STATED PROBLEM
Transcribe the data in full and exactly, omitting any pictures.

RECORDS FOR THIS TASK
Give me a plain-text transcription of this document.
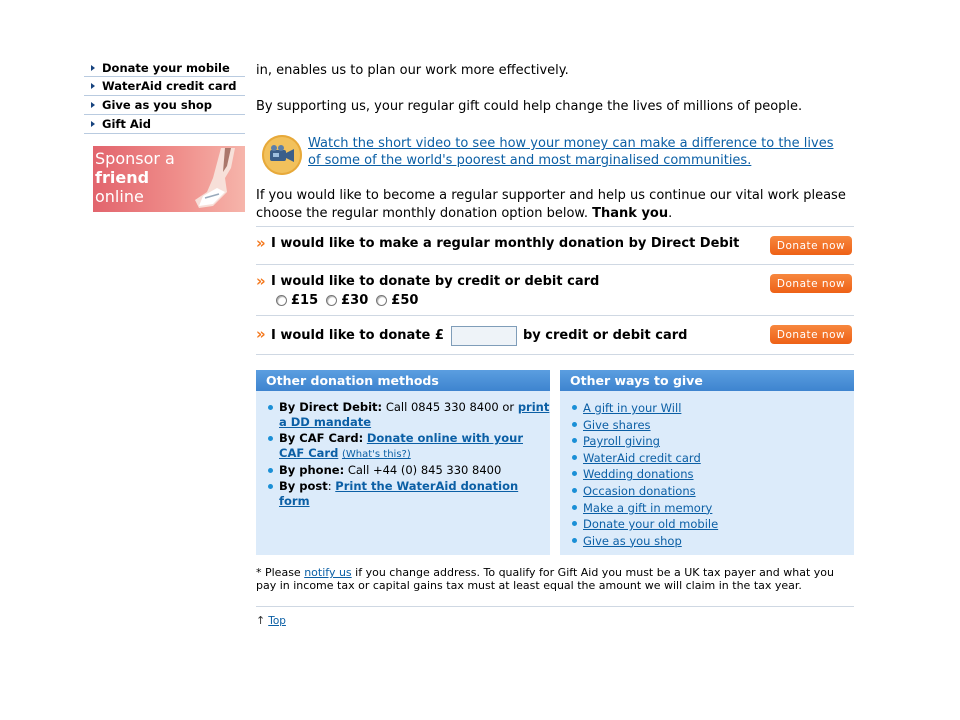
Donate your mobile
WaterAid credit card
Give as you shop
Gift Aid
Sponsor a
friend
online
in, enables us to plan our work more effectively.
By supporting us, your regular gift could help change the lives of millions of people.
Watch the short video to see how your money can make a difference to the lives of some of the world's poorest and most marginalised communities.
If you would like to become a regular supporter and help us continue our vital work please choose the regular monthly donation option below. Thank you.
» I would like to make a regular monthly donation by Direct Debit	Donate now
» I would like to donate by credit or debit card
£15 £30 £50
Donate now
» I would like to donate £	by credit or debit card	Donate now
Other donation methods
By Direct Debit: Call 0845 330 8400 or print a DD mandate
By CAF Card: Donate online with your CAF Card (What's this?)
By phone: Call +44 (0) 845 330 8400
By post: Print the WaterAid donation form
Other ways to give
A gift in your Will
Give shares
Payroll giving
WaterAid credit card
Wedding donations
Occasion donations
Make a gift in memory
Donate your old mobile
Give as you shop
* Please notify us if you change address. To qualify for Gift Aid you must be a UK tax payer and what you pay in income tax or capital gains tax must at least equal the amount we will claim in the tax year.
↑ Top
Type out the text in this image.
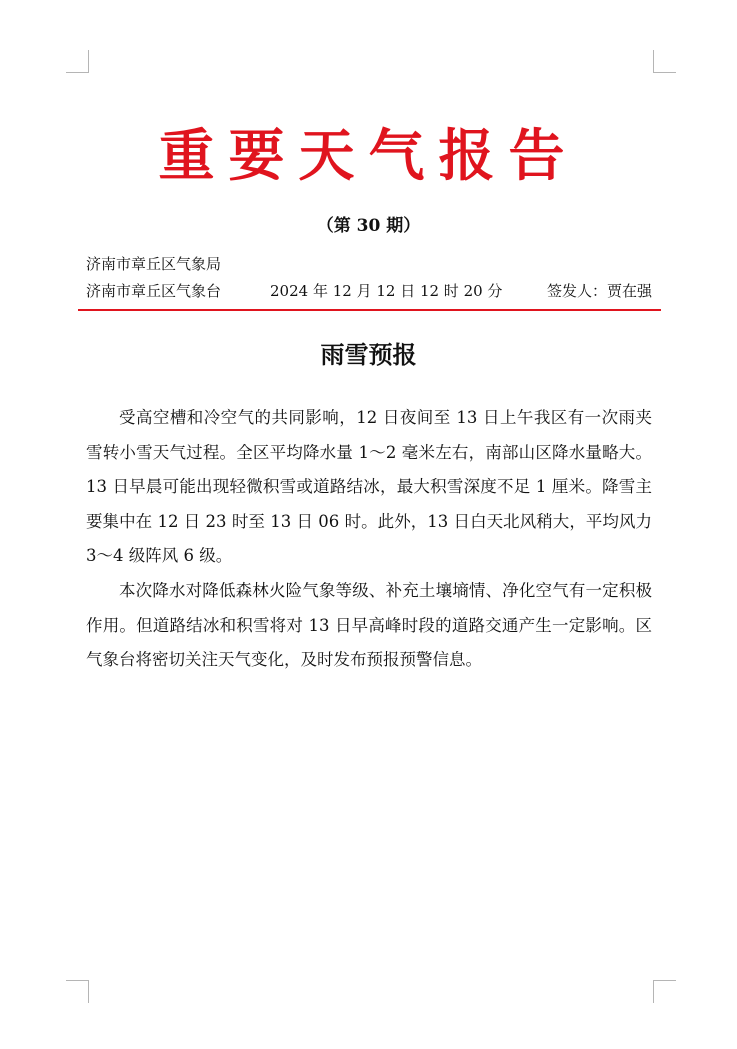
重要天气报告
（第 30 期）
济南市章丘区气象局
济南市章丘区气象台	2024 年 12 月 12 日 12 时 20 分	签发人：贾在强
雨雪预报

受高空槽和冷空气的共同影响，12 日夜间至 13 日上午我区有一次雨夹雪转小雪天气过程。全区平均降水量 1～2 毫米左右，南部山区降水量略大。13 日早晨可能出现轻微积雪或道路结冰，最大积雪深度不足 1 厘米。降雪主要集中在 12 日 23 时至 13 日 06 时。此外，13 日白天北风稍大，平均风力 3～4 级阵风 6 级。

本次降水对降低森林火险气象等级、补充土壤墒情、净化空气有一定积极作用。但道路结冰和积雪将对 13 日早高峰时段的道路交通产生一定影响。区气象台将密切关注天气变化，及时发布预报预警信息。
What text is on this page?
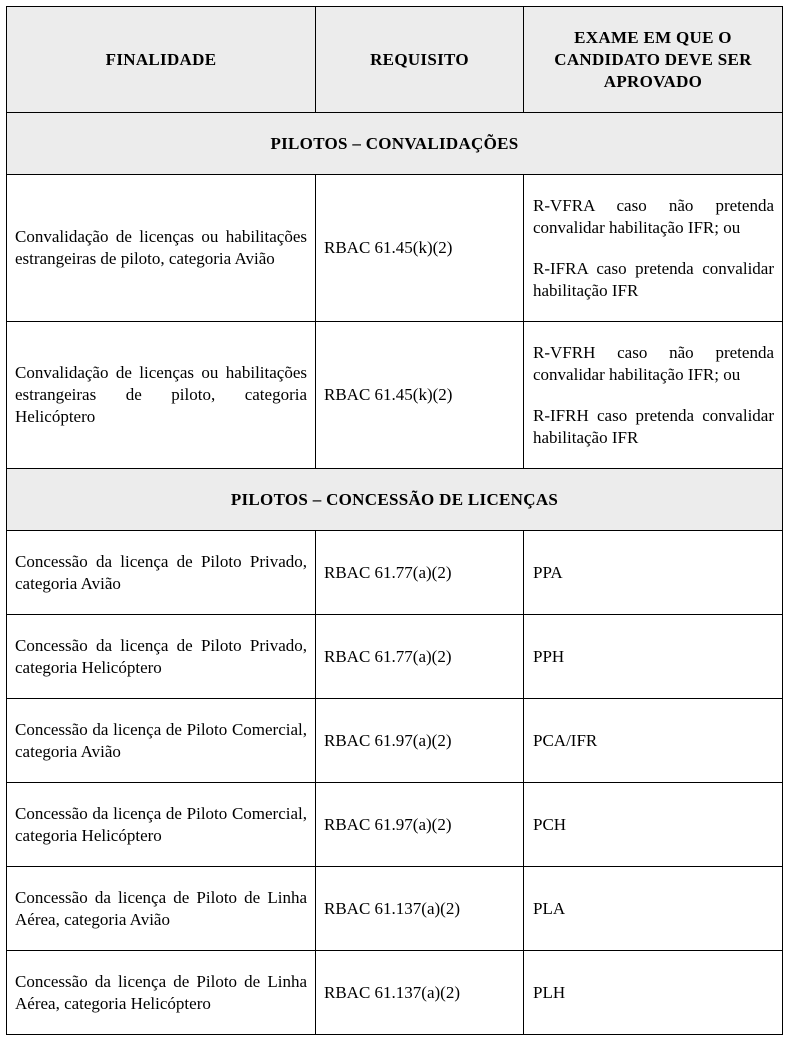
FINALIDADE	REQUISITO	EXAME EM QUE O CANDIDATO DEVE SER APROVADO
PILOTOS – CONVALIDAÇÕES		
Convalidação de licenças ou habilitações estrangeiras de piloto, categoria Avião	RBAC 61.45(k)(2)	R-VFRA caso não pretenda convalidar habilitação IFR; ou

R-IFRA caso pretenda convalidar habilitação IFR

Convalidação de licenças ou habilitações estrangeiras de piloto, categoria Helicóptero	RBAC 61.45(k)(2)	R-VFRH caso não pretenda convalidar habilitação IFR; ou

R-IFRH caso pretenda convalidar habilitação IFR

PILOTOS – CONCESSÃO DE LICENÇAS		
Concessão da licença de Piloto Privado, categoria Avião	RBAC 61.77(a)(2)	PPA
Concessão da licença de Piloto Privado, categoria Helicóptero	RBAC 61.77(a)(2)	PPH
Concessão da licença de Piloto Comercial, categoria Avião	RBAC 61.97(a)(2)	PCA/IFR
Concessão da licença de Piloto Comercial, categoria Helicóptero	RBAC 61.97(a)(2)	PCH
Concessão da licença de Piloto de Linha Aérea, categoria Avião	RBAC 61.137(a)(2)	PLA
Concessão da licença de Piloto de Linha Aérea, categoria Helicóptero	RBAC 61.137(a)(2)	PLH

OUTPUT OF THE TASK
Give me a plain-text transcription of this document.
Donate your mobile
WaterAid credit card
Give as you shop
Gift Aid
Sponsor a
friend
online
in, enables us to plan our work more effectively.
By supporting us, your regular gift could help change the lives of millions of people.
Watch the short video to see how your money can make a difference to the lives of some of the world's poorest and most marginalised communities.
If you would like to become a regular supporter and help us continue our vital work please choose the regular monthly donation option below. Thank you.
» I would like to make a regular monthly donation by Direct Debit	Donate now
» I would like to donate by credit or debit card
£15 £30 £50
Donate now
» I would like to donate £	by credit or debit card	Donate now
Other donation methods
By Direct Debit: Call 0845 330 8400 or print a DD mandate
By CAF Card: Donate online with your CAF Card (What's this?)
By phone: Call +44 (0) 845 330 8400
By post: Print the WaterAid donation form
Other ways to give
A gift in your Will
Give shares
Payroll giving
WaterAid credit card
Wedding donations
Occasion donations
Make a gift in memory
Donate your old mobile
Give as you shop
* Please notify us if you change address. To qualify for Gift Aid you must be a UK tax payer and what you pay in income tax or capital gains tax must at least equal the amount we will claim in the tax year.
↑ Top
Type out the text in this image.
重要天气报告
（第 30 期）
济南市章丘区气象局
济南市章丘区气象台	2024 年 12 月 12 日 12 时 20 分	签发人：贾在强
雨雪预报

受高空槽和冷空气的共同影响，12 日夜间至 13 日上午我区有一次雨夹雪转小雪天气过程。全区平均降水量 1～2 毫米左右，南部山区降水量略大。13 日早晨可能出现轻微积雪或道路结冰，最大积雪深度不足 1 厘米。降雪主要集中在 12 日 23 时至 13 日 06 时。此外，13 日白天北风稍大，平均风力 3～4 级阵风 6 级。

本次降水对降低森林火险气象等级、补充土壤墒情、净化空气有一定积极作用。但道路结冰和积雪将对 13 日早高峰时段的道路交通产生一定影响。区气象台将密切关注天气变化，及时发布预报预警信息。
What text is on this page?
FINALIDADE	REQUISITO	EXAME EM QUE O CANDIDATO DEVE SER APROVADO
PILOTOS – CONVALIDAÇÕES		
Convalidação de licenças ou habilitações estrangeiras de piloto, categoria Avião	RBAC 61.45(k)(2)	R-VFRA caso não pretenda convalidar habilitação IFR; ou

R-IFRA caso pretenda convalidar habilitação IFR

Convalidação de licenças ou habilitações estrangeiras de piloto, categoria Helicóptero	RBAC 61.45(k)(2)	R-VFRH caso não pretenda convalidar habilitação IFR; ou

R-IFRH caso pretenda convalidar habilitação IFR

PILOTOS – CONCESSÃO DE LICENÇAS		
Concessão da licença de Piloto Privado, categoria Avião	RBAC 61.77(a)(2)	PPA
Concessão da licença de Piloto Privado, categoria Helicóptero	RBAC 61.77(a)(2)	PPH
Concessão da licença de Piloto Comercial, categoria Avião	RBAC 61.97(a)(2)	PCA/IFR
Concessão da licença de Piloto Comercial, categoria Helicóptero	RBAC 61.97(a)(2)	PCH
Concessão da licença de Piloto de Linha Aérea, categoria Avião	RBAC 61.137(a)(2)	PLA
Concessão da licença de Piloto de Linha Aérea, categoria Helicóptero	RBAC 61.137(a)(2)	PLH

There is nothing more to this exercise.